> [Material supplied]:
-------------------------
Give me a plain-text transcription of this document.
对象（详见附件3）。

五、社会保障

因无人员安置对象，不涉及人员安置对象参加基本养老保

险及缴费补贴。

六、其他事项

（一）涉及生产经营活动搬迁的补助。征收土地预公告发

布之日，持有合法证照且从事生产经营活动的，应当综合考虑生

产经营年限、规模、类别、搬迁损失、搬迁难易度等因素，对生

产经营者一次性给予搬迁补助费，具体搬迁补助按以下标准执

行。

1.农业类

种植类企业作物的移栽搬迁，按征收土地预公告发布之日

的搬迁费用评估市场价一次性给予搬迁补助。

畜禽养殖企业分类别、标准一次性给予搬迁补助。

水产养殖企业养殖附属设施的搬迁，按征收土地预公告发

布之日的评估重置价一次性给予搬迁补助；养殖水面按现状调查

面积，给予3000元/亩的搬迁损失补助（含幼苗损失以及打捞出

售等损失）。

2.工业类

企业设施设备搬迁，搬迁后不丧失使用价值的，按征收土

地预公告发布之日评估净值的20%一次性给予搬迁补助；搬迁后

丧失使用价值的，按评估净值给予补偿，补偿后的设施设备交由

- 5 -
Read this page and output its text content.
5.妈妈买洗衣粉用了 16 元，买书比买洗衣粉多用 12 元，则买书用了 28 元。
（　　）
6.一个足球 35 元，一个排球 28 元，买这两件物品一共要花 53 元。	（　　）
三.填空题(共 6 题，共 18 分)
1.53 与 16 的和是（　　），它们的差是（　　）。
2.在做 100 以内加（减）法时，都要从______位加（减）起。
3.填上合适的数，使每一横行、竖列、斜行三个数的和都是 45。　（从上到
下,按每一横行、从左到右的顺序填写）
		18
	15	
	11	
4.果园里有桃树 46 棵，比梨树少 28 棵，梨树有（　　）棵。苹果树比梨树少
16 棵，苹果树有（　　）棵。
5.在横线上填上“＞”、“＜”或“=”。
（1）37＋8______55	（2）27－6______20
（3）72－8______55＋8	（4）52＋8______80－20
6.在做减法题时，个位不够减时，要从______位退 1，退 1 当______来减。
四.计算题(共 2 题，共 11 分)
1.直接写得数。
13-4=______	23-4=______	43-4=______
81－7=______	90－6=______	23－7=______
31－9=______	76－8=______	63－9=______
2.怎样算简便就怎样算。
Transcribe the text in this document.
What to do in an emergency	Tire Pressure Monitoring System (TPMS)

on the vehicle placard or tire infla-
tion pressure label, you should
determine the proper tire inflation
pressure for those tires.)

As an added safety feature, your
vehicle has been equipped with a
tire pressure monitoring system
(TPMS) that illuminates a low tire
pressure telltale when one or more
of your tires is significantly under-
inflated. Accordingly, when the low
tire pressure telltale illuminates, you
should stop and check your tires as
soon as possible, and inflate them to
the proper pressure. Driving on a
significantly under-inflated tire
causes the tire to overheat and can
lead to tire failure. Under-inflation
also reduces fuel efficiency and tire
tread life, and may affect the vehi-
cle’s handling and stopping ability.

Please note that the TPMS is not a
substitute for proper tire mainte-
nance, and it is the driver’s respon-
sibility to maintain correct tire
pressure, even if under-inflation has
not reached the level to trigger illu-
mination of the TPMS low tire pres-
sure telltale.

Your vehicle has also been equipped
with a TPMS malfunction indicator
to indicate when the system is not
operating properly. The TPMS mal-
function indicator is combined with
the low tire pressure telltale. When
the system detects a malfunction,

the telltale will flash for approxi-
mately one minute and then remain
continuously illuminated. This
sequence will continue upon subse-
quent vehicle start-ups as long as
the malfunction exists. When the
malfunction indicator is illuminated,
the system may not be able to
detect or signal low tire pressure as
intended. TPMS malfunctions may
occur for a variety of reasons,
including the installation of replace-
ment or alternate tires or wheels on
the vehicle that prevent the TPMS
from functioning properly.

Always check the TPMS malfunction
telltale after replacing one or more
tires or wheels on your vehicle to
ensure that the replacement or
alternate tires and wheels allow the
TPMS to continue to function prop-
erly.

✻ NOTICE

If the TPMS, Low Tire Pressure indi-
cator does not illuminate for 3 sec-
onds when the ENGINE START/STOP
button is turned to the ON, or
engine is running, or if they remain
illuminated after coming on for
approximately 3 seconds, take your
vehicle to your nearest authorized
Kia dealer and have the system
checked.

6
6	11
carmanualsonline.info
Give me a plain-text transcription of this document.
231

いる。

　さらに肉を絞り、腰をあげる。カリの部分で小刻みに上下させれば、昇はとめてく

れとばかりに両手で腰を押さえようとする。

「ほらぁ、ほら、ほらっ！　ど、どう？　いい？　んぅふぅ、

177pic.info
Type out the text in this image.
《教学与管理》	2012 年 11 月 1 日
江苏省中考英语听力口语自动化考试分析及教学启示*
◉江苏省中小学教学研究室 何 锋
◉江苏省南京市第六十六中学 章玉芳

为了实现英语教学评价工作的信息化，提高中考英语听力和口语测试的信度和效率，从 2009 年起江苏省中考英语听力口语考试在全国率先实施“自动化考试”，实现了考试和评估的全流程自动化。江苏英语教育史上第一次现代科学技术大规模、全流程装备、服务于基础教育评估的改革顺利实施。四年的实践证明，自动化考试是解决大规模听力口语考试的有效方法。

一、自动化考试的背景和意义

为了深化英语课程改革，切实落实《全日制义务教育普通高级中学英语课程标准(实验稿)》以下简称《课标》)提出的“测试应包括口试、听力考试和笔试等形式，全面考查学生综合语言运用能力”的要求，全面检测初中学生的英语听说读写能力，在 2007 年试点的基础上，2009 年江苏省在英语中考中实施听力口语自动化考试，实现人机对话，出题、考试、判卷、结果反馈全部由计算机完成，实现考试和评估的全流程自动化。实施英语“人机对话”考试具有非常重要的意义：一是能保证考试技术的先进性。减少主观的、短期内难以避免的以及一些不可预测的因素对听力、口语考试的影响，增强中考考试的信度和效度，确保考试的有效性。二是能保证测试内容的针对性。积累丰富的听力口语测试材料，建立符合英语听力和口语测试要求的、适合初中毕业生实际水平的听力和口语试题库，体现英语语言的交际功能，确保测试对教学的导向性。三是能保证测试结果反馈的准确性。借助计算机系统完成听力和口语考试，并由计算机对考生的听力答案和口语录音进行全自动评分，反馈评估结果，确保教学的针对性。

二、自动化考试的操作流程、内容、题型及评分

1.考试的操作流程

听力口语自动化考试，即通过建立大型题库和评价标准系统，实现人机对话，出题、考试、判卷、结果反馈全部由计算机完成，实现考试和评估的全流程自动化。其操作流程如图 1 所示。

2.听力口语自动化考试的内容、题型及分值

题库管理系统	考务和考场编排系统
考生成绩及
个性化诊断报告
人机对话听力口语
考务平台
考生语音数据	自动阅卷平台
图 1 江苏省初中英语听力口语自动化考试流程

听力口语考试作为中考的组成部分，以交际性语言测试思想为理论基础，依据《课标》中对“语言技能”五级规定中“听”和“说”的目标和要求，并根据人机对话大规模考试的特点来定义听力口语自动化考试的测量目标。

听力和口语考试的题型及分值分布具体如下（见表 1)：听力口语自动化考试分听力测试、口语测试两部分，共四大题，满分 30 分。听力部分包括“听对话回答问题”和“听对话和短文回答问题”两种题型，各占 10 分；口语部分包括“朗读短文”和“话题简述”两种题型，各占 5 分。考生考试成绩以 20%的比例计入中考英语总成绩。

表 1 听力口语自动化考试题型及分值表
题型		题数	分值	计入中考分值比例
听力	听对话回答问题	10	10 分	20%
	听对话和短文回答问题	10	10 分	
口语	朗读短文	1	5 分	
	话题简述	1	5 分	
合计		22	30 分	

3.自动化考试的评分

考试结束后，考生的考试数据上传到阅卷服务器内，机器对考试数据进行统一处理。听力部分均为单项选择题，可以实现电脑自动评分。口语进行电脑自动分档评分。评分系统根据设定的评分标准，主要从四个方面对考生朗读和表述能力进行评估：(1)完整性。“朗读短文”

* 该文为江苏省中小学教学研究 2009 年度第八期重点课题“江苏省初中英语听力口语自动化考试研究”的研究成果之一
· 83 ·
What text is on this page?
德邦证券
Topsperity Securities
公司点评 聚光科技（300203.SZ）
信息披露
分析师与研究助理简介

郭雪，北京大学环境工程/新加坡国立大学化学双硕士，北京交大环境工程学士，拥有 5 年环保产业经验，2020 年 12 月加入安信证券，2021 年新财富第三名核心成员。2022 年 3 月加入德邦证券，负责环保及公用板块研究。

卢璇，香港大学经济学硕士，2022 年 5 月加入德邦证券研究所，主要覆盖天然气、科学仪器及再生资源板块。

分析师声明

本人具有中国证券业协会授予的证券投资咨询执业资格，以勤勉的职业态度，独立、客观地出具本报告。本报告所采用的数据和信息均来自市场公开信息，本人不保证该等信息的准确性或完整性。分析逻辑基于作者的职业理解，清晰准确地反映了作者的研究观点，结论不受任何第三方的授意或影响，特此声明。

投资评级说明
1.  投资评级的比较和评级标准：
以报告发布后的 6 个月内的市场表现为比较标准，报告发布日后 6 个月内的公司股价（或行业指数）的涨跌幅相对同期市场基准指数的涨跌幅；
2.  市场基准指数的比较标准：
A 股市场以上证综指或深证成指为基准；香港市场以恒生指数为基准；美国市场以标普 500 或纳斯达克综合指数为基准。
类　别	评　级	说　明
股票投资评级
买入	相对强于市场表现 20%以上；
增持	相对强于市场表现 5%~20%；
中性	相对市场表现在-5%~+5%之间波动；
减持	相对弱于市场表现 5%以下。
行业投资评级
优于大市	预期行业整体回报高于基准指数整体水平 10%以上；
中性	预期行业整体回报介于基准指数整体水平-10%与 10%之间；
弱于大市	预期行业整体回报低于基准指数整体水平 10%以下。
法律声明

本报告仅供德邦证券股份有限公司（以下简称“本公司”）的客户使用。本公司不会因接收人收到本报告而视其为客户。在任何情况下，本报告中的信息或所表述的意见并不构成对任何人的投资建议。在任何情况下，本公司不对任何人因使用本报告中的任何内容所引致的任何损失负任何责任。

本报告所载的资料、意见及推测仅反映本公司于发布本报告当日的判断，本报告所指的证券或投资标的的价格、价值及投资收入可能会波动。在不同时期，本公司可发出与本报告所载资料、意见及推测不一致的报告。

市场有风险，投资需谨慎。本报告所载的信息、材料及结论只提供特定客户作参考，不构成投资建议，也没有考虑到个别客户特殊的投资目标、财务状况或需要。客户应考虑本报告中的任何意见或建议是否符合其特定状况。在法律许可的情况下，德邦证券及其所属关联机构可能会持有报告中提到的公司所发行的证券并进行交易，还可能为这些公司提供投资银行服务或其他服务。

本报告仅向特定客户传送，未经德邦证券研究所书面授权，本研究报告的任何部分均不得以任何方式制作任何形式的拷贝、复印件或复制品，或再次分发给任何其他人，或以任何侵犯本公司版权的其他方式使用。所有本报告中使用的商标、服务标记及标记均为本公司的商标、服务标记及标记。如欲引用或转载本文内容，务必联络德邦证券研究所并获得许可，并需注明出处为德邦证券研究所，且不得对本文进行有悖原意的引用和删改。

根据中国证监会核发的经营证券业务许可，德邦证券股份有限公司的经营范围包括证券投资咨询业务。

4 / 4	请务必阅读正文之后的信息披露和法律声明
-------------------------
> [Stated problem]: Check the data for the word "结果反馈全部由计算机完成" and pull out the lines that have it.

> [Task response]:
为了深化英语课程改革，切实落实《全日制义务教育普通高级中学英语课程标准(实验稿)》以下简称《课标》)提出的“测试应包括口试、听力考试和笔试等形式，全面考查学生综合语言运用能力”的要求，全面检测初中学生的英语听说读写能力，在 2007 年试点的基础上，2009 年江苏省在英语中考中实施听力口语自动化考试，实现人机对话，出题、考试、判卷、结果反馈全部由计算机完成，实现考试和评估的全流程自动化。实施英语“人机对话”考试具有非常重要的意义：一是能保证考试技术的先进性。减少主观的、短期内难以避免的以及一些不可预测的因素对听力、口语考试的影响，增强中考考试的信度和效度，确保考试的有效性。二是能保证测试内容的针对性。积累丰富的听力口语测试材料，建立符合英语听力和口语测试要求的、适合初中毕业生实际水平的听力和口语试题库，体现英语语言的交际功能，确保测试对教学的导向性。三是能保证测试结果反馈的准确性。借助计算机系统完成听力和口语考试，并由计算机对考生的听力答案和口语录音进行全自动评分，反馈评估结果，确保教学的针对性。
听力口语自动化考试，即通过建立大型题库和评价标准系统，实现人机对话，出题、考试、判卷、结果反馈全部由计算机完成，实现考试和评估的全流程自动化。其操作流程如图 1 所示。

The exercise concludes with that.